- Collected data -
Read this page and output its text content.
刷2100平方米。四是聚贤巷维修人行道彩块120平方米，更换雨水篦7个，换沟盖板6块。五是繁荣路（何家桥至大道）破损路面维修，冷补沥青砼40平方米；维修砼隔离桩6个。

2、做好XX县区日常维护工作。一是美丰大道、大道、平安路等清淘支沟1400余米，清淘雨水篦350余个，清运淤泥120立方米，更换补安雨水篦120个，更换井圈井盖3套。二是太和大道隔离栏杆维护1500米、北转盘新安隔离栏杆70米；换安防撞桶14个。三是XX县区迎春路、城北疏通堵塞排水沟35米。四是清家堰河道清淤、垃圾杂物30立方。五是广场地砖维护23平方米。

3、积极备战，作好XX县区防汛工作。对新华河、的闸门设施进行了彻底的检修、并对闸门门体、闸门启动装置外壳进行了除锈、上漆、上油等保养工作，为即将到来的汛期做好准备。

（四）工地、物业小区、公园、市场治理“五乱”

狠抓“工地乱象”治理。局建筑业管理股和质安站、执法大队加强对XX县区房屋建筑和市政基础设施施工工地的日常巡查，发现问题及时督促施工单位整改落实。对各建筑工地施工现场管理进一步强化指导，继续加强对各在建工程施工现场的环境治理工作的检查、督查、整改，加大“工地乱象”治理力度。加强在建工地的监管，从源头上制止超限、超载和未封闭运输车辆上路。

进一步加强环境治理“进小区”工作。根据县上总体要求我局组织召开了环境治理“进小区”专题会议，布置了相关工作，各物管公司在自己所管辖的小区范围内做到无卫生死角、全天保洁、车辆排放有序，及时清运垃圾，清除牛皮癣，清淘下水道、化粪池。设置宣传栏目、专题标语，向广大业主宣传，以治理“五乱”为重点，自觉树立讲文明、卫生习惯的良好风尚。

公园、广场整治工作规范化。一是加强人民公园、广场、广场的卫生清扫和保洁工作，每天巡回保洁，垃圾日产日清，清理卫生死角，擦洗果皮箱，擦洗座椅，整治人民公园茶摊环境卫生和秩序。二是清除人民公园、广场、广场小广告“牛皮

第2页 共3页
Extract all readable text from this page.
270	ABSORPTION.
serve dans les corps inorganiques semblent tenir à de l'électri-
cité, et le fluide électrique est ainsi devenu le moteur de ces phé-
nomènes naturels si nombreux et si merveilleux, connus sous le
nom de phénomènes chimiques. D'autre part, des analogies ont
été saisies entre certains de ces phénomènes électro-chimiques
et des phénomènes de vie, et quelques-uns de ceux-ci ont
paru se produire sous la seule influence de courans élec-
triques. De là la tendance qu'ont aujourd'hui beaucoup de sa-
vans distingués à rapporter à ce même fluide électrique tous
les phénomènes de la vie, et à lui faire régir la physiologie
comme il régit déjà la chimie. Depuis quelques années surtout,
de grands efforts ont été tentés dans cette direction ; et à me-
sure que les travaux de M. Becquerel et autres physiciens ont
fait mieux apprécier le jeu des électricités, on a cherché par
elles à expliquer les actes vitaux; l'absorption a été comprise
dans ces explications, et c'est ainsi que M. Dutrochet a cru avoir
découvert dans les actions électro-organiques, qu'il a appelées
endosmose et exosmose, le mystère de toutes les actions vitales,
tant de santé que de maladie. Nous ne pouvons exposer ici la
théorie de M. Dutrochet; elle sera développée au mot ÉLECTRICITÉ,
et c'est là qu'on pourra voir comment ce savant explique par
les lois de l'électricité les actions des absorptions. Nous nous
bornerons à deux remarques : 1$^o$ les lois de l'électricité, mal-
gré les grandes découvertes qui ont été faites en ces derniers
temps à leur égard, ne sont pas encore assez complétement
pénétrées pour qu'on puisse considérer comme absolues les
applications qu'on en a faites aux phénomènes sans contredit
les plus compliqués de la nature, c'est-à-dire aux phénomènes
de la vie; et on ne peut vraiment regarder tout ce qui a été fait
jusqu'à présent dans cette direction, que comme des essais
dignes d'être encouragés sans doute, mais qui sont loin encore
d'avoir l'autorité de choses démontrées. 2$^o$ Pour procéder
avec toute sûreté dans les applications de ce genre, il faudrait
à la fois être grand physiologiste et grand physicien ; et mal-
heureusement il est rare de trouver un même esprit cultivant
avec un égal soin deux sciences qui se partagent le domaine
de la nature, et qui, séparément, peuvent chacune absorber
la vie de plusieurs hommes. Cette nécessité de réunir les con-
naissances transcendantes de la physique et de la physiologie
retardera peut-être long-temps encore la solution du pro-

- Problem description -
Pick out each line above that includes "direction" and show it.

- Written solution -
de grands efforts ont été tentés dans cette direction ; et à me-
jusqu'à présent dans cette direction, que comme des essais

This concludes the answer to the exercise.